(Stored dataset items)
-*-*-

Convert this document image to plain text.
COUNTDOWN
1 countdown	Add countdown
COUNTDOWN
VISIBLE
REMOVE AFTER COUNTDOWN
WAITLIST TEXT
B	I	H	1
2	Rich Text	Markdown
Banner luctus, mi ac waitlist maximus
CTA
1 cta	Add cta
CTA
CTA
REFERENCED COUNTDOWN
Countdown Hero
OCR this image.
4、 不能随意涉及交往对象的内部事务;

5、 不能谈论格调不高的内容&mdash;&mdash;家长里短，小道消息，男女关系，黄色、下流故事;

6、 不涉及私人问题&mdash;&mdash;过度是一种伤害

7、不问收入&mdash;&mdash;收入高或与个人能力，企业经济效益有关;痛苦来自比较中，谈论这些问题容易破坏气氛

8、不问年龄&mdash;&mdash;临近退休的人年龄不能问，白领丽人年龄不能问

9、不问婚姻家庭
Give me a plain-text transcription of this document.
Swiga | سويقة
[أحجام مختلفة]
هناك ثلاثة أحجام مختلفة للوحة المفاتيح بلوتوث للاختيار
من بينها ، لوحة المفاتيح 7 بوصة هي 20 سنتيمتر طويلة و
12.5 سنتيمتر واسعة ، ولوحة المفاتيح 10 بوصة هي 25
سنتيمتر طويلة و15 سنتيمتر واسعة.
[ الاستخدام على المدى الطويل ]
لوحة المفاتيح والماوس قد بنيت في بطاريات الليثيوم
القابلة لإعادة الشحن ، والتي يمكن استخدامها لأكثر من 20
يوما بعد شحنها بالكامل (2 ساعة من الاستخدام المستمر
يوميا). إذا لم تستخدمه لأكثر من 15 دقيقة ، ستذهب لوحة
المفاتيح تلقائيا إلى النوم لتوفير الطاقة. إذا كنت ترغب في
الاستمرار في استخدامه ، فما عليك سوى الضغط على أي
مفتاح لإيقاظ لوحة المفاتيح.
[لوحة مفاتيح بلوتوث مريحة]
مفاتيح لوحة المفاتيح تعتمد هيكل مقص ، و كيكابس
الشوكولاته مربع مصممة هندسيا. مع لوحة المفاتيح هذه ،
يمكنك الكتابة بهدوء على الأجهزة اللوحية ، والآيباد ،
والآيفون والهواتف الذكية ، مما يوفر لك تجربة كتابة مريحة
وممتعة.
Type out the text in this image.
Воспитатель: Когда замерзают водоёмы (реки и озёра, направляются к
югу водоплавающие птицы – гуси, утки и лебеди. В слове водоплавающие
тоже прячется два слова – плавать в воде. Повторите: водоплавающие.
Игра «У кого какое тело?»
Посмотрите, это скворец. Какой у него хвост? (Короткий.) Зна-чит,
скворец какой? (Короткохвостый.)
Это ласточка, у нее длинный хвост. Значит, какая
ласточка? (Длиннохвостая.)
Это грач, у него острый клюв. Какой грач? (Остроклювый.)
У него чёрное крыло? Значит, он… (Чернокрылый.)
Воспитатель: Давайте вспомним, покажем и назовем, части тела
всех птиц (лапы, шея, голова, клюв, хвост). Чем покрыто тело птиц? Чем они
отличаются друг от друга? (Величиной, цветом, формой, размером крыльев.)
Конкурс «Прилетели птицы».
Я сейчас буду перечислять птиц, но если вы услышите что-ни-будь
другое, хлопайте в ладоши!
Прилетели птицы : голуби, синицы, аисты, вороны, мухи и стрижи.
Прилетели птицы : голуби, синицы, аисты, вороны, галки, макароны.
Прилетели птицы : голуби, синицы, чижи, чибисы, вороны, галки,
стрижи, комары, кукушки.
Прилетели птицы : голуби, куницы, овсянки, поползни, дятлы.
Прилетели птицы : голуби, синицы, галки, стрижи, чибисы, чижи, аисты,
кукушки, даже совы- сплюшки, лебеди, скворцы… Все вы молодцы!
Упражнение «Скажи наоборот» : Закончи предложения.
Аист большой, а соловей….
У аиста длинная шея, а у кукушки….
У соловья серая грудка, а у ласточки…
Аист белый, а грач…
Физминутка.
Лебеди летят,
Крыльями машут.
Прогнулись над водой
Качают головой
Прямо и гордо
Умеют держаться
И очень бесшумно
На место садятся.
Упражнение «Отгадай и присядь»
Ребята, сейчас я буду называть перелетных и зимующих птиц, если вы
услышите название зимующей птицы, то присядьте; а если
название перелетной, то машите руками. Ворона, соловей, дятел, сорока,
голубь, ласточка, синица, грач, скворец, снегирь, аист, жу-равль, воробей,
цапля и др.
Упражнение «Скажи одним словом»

-*-*-

What to do
Lines that include the word "بلوتوث" — how many are there in the data? Answer with the number alone.

Answer to this problem
2